EXTRACTED ENTRIES =>

▼▼▼

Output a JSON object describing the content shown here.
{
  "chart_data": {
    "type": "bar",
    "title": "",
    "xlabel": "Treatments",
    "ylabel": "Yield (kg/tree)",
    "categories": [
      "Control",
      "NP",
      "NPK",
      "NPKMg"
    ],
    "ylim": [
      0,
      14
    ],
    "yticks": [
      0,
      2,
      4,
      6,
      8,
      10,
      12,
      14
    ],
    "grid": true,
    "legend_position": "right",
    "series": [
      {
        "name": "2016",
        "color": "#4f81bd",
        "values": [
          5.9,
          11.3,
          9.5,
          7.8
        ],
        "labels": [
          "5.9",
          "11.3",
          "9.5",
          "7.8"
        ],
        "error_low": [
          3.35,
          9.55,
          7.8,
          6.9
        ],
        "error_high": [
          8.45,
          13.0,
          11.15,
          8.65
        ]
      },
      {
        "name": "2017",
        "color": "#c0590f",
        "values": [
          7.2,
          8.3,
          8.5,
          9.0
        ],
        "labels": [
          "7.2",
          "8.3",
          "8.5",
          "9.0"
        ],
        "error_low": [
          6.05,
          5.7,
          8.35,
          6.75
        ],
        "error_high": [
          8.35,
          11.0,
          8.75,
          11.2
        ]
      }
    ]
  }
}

▲▲▲

EXERCISE BRIEF => Restate the whole of the material exactly.

SOLVED EXERCISE =>
Output a JSON object describing the content shown here.
{
  "chart_data": {
    "type": "bar",
    "title": "",
    "xlabel": "Treatments",
    "ylabel": "Yield (kg/tree)",
    "categories": [
      "Control",
      "NP",
      "NPK",
      "NPKMg"
    ],
    "ylim": [
      0,
      14
    ],
    "yticks": [
      0,
      2,
      4,
      6,
      8,
      10,
      12,
      14
    ],
    "grid": true,
    "legend_position": "right",
    "series": [
      {
        "name": "2016",
        "color": "#4f81bd",
        "values": [
          5.9,
          11.3,
          9.5,
          7.8
        ],
        "labels": [
          "5.9",
          "11.3",
          "9.5",
          "7.8"
        ],
        "error_low": [
          3.35,
          9.55,
          7.8,
          6.9
        ],
        "error_high": [
          8.45,
          13.0,
          11.15,
          8.65
        ]
      },
      {
        "name": "2017",
        "color": "#c0590f",
        "values": [
          7.2,
          8.3,
          8.5,
          9.0
        ],
        "labels": [
          "7.2",
          "8.3",
          "8.5",
          "9.0"
        ],
        "error_low": [
          6.05,
          5.7,
          8.35,
          6.75
        ],
        "error_high": [
          8.35,
          11.0,
          8.75,
          11.2
        ]
      }
    ]
  }
}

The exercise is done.